Records from a data source
....................

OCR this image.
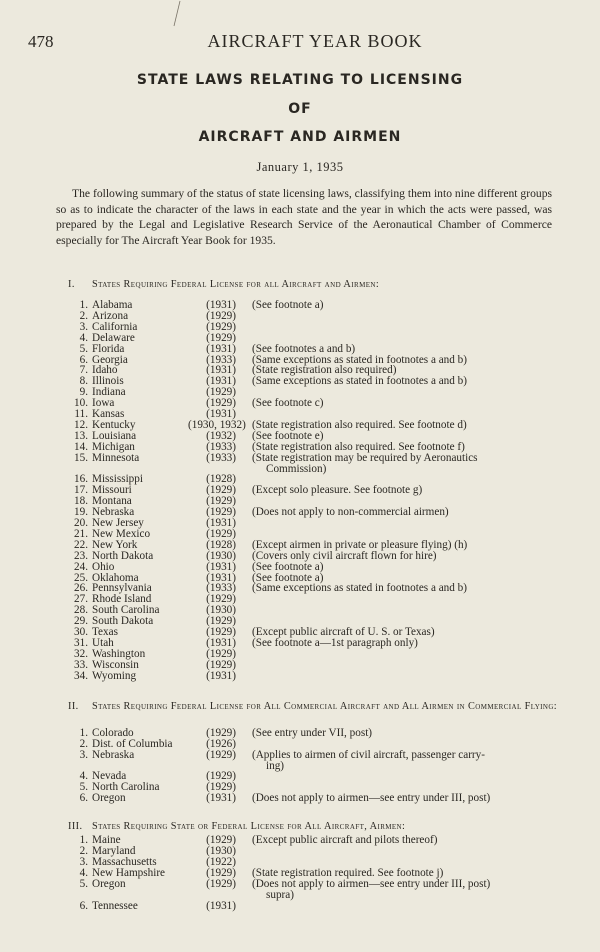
478	AIRCRAFT YEAR BOOK
STATE LAWS RELATING TO LICENSING
OF
AIRCRAFT AND AIRMEN
January 1, 1935

The following summary of the status of state licensing laws, classifying them into nine different groups so as to indicate the character of the laws in each state and the year in which the acts were passed, was prepared by the Legal and Legislative Research Service of the Aeronautical Chamber of Commerce especially for The Aircraft Year Book for 1935.

I. States Requiring Federal License for all Aircraft and Airmen:
1. Alabama	(1931) (See footnote a)
2. Arizona	(1929)
3. California	(1929)
4. Delaware	(1929)
5. Florida	(1931) (See footnotes a and b)
6. Georgia	(1933) (Same exceptions as stated in footnotes a and b)
7. Idaho	(1931) (State registration also required)
8. Illinois	(1931) (Same exceptions as stated in footnotes a and b)
9. Indiana	(1929)
10. Iowa	(1929) (See footnote c)
11. Kansas	(1931)
12. Kentucky	(1930, 1932) (State registration also required. See footnote d)
13. Louisiana	(1932) (See footnote e)
14. Michigan	(1933) (State registration also required. See footnote f)
15. Minnesota	(1933) (State registration may be required by Aeronautics
Commission)
16. Mississippi	(1928)
17. Missouri	(1929) (Except solo pleasure. See footnote g)
18. Montana	(1929)
19. Nebraska	(1929) (Does not apply to non-commercial airmen)
20. New Jersey	(1931)
21. New Mexico	(1929)
22. New York	(1928) (Except airmen in private or pleasure flying) (h)
23. North Dakota	(1930) (Covers only civil aircraft flown for hire)
24. Ohio	(1931) (See footnote a)
25. Oklahoma	(1931) (See footnote a)
26. Pennsylvania	(1933) (Same exceptions as stated in footnotes a and b)
27. Rhode Island	(1929)
28. South Carolina	(1930)
29. South Dakota	(1929)
30. Texas	(1929) (Except public aircraft of U. S. or Texas)
31. Utah	(1931) (See footnote a—1st paragraph only)
32. Washington	(1929)
33. Wisconsin	(1929)
34. Wyoming	(1931)
II. States Requiring Federal License for All Commercial Aircraft and All Airmen in Commercial Flying:
1. Colorado	(1929) (See entry under VII, post)
2. Dist. of Columbia	(1926)
3. Nebraska	(1929) (Applies to airmen of civil aircraft, passenger carry-
ing)
4. Nevada	(1929)
5. North Carolina	(1929)
6. Oregon	(1931) (Does not apply to airmen—see entry under III, post)
III. States Requiring State or Federal License for All Aircraft, Airmen:
1. Maine	(1929) (Except public aircraft and pilots thereof)
2. Maryland	(1930)
3. Massachusetts	(1922)
4. New Hampshire	(1929) (State registration required. See footnote j)
5. Oregon	(1929) (Does not apply to airmen—see entry under III, post)
supra)
6. Tennessee	(1931)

....................

• **Problem to solve**: Search the records for the word "required". Copy every line that has it.

• **Exercise output**:
7. Idaho	(1931) (State registration also required)
12. Kentucky	(1930, 1932) (State registration also required. See footnote d)
14. Michigan	(1933) (State registration also required. See footnote f)
15. Minnesota	(1933) (State registration may be required by Aeronautics
4. New Hampshire	(1929) (State registration required. See footnote j)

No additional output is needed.